▶ [Task requirements] Using the listing below, select the lines with the word "color" and copy them.

Lines of data
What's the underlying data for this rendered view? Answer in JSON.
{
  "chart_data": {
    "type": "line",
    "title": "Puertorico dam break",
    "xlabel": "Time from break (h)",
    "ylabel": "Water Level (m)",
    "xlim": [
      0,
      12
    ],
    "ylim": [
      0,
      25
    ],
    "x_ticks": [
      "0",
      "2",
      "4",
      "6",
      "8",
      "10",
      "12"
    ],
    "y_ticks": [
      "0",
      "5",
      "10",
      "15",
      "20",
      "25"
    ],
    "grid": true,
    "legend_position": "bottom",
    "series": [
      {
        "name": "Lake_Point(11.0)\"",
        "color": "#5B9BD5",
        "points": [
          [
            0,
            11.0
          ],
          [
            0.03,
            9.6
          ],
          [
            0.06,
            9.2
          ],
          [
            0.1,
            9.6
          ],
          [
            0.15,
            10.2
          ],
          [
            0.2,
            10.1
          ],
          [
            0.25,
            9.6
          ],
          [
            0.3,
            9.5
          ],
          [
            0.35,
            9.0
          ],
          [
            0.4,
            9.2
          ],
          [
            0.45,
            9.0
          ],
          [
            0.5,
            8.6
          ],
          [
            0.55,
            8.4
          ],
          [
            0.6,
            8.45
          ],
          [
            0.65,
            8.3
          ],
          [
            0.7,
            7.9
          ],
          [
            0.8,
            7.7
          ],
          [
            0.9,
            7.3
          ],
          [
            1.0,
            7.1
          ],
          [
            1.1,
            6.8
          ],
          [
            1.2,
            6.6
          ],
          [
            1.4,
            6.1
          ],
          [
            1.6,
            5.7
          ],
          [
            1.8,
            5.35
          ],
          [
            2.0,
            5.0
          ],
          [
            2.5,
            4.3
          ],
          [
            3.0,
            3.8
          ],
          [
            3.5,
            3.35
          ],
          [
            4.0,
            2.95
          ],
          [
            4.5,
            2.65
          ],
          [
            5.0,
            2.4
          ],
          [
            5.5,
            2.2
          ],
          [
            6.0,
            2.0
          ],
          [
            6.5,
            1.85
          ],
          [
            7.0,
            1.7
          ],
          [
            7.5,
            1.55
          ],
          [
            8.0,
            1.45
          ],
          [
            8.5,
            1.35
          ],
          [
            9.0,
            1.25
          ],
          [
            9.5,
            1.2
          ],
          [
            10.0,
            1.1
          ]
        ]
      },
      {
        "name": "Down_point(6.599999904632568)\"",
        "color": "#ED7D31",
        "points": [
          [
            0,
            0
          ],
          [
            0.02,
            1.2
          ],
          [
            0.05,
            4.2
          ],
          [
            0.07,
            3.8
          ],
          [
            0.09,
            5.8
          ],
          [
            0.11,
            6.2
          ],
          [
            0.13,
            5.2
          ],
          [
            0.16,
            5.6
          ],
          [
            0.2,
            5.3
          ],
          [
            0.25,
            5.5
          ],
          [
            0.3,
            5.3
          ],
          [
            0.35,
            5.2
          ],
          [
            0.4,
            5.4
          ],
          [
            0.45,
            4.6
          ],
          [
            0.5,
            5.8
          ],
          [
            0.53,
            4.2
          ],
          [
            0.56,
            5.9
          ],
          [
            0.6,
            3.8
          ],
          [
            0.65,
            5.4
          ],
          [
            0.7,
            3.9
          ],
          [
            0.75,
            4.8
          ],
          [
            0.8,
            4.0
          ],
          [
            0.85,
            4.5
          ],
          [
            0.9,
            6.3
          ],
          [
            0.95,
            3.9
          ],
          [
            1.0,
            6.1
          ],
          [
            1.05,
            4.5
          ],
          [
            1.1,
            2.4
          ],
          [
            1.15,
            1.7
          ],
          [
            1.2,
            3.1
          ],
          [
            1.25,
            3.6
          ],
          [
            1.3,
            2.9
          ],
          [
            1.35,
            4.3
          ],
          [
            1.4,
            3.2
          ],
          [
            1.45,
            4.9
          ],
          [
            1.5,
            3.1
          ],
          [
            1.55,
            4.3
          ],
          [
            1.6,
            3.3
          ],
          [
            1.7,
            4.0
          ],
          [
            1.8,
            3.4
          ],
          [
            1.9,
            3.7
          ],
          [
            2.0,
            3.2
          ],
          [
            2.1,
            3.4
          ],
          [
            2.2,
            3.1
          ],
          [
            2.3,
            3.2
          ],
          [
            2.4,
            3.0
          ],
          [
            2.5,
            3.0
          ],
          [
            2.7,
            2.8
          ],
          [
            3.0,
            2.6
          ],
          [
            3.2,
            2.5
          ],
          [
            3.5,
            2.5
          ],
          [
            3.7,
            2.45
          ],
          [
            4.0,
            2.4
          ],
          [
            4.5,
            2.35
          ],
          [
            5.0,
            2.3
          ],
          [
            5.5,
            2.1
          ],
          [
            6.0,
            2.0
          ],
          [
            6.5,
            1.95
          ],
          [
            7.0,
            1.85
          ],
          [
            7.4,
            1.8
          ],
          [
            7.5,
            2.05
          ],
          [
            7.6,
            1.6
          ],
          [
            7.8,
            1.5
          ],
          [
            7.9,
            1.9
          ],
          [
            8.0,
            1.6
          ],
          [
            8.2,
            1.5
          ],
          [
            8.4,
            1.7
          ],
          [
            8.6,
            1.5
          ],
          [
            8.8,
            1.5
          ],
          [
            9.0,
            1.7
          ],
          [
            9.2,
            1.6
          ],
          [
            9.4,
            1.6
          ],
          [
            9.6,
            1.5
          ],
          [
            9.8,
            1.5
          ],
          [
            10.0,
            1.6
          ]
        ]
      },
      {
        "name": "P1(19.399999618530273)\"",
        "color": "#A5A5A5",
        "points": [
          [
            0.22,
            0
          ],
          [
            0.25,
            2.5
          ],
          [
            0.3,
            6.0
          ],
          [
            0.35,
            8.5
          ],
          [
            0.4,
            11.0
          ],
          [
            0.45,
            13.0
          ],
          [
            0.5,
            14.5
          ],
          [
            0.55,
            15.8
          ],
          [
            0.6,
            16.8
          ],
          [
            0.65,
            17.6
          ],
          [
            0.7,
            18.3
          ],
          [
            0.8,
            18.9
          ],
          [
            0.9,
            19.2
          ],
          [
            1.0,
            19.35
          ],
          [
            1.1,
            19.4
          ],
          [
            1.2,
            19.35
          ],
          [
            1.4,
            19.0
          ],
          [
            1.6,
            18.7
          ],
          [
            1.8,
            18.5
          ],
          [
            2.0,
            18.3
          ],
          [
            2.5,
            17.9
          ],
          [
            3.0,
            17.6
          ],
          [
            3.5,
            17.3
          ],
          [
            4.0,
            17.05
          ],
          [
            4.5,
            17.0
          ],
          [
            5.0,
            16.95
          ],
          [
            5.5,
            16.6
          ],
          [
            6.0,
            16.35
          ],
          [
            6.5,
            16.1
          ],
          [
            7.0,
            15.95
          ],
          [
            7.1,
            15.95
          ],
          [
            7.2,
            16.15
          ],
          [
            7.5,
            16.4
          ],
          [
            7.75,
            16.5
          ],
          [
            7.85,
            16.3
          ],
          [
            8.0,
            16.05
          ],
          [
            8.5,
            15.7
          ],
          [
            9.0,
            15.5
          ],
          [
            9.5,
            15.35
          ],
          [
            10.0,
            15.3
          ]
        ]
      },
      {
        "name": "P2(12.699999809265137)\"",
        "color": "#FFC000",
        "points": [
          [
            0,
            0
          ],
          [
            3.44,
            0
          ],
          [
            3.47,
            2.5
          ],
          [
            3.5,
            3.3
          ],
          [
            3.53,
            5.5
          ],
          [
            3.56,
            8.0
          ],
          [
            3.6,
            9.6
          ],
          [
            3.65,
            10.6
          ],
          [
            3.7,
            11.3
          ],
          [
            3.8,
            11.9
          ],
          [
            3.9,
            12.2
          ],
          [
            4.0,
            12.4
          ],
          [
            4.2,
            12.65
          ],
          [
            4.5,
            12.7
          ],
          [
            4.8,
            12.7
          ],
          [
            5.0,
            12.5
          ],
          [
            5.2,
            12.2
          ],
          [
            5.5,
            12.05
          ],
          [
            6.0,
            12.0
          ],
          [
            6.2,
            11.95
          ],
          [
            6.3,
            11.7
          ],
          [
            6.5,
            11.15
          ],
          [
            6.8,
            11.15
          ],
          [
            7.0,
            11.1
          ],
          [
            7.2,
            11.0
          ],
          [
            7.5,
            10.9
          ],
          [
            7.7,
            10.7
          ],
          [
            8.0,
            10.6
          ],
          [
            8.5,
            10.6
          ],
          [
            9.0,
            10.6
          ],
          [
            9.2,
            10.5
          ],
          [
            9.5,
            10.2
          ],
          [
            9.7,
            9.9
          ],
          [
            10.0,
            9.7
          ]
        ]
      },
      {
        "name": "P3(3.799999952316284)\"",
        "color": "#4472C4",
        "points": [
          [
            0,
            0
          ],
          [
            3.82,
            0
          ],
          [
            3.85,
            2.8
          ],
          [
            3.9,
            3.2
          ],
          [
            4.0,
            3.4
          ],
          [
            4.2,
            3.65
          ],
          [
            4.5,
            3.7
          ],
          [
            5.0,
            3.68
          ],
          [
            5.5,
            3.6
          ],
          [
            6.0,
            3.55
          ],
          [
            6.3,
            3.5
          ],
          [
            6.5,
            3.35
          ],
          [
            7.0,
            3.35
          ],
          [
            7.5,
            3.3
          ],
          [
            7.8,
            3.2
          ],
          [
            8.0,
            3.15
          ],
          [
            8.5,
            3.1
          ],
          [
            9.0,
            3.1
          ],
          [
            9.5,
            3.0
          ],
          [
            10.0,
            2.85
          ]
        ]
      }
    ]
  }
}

▶ [Finished answer]
        "color": "#5B9BD5",
        "color": "#ED7D31",
        "color": "#A5A5A5",
        "color": "#FFC000",
        "color": "#4472C4",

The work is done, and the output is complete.